Quando completei meus seis anos, papai achou que eu já estava preparada para fazer a 1ª Comunhão. É para o quanto antes meus filhos ficarem sob as graças de Deus, dizia ele.
Assim comecei a frequentar aulas de catecismo junto às freiras e ao padre confessor, no colégio onde eu e minhas irmãs estudávamos.
Um dia, voltando para casa pelas mãos de minha mãe, entrei quintal a dentro correndo atrás de uma borboleta azul clarinha! “brabuleta”, como meu pai e eu, mesmo depois de adultos, dizíamos brincando.
Muitos anos depois, mamãe me contou que, quando viu aquela cena, teve o pensamento de que “essa menina ainda está no tempo de correr atrás de borboletas… assim que deve ser!”

**Tarefas propostas**
• 1. Identifique, no trecho selecionado, todas as expressões nominais usadas para designar o pai e a mãe, sem incluir pronomes.
• 2. Segundo o relato sobre a 1ª Comunhão, onde eram ministradas as aulas de catecismo?
• 3. Redija a continuação da lembrança de infância sobre a 1ª Comunhão, começando após a última frase apresentada.

Itens de dados:
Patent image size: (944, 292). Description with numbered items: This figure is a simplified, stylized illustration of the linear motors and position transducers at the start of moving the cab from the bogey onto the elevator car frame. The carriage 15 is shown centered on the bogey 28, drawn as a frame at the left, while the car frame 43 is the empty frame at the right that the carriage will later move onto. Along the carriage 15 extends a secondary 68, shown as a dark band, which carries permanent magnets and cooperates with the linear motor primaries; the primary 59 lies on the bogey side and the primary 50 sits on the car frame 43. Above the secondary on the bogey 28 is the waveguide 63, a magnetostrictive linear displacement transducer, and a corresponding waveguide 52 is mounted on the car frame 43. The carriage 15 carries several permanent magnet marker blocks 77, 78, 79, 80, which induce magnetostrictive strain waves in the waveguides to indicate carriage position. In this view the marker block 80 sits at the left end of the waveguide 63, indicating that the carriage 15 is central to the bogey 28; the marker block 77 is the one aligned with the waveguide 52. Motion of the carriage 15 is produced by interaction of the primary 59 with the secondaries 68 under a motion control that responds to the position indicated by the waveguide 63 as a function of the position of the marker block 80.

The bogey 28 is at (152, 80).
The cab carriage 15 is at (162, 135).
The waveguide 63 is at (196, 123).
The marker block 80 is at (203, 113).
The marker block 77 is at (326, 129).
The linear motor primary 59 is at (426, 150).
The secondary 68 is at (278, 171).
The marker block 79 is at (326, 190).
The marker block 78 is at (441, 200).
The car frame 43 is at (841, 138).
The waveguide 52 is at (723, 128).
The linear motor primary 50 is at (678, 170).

**Tarefas resolvidas**
• 1. Para o pai: "papai" e "meu pai". Para a mãe: "minha mãe" e "mamãe".

• 2. No colégio onde a narradora e suas irmãs estudavam.

• 3.
Quando perdi a borboleta de vista, lembrei-me de contar a meu pai o que havia aprendido na aula daquele dia… estava em conflito interior… confessar pecados! O que tanto as meninas demoravam no confessionário contando ao padre? Pecados? Que pecados?!? E o meu maior pecado naquele dia foi inventar pecados, para poder ficar um tempo ajoelhada no confessionário…
Procurei-o pela casa e, encontrando-o na sala a conversar com meu avô, parei de repente atrás da porta e fiquei escutando… conversavam sobre Deus!
Um avô que quase se ordenou (não fosse a professora de português, minha avó, aparecer em seu caminho), com conhecimentos profundos e além do usual da maioria e, por isso, de grande sabedoria (meu mentor espiritual na Terra) e um pai de fé inabalável, católico, estudioso fervoroso de São Tomás de Aquino, Santo Agostinho e Francisco de Assis.
Ali estavam trocando experiências sobre o amor e o temor a Deus.
Fiquei ouvindo até onde minha paciência permitiu; entrei na sala já meio alterada (!) e colocando-me diante de meu pai, com as mãos na cintura, disse a ele “eu não tenho medo de Deus!”
Meu pai, mudo e assustado, literalmente de boca aberta, olhou-me com olhos de assombro.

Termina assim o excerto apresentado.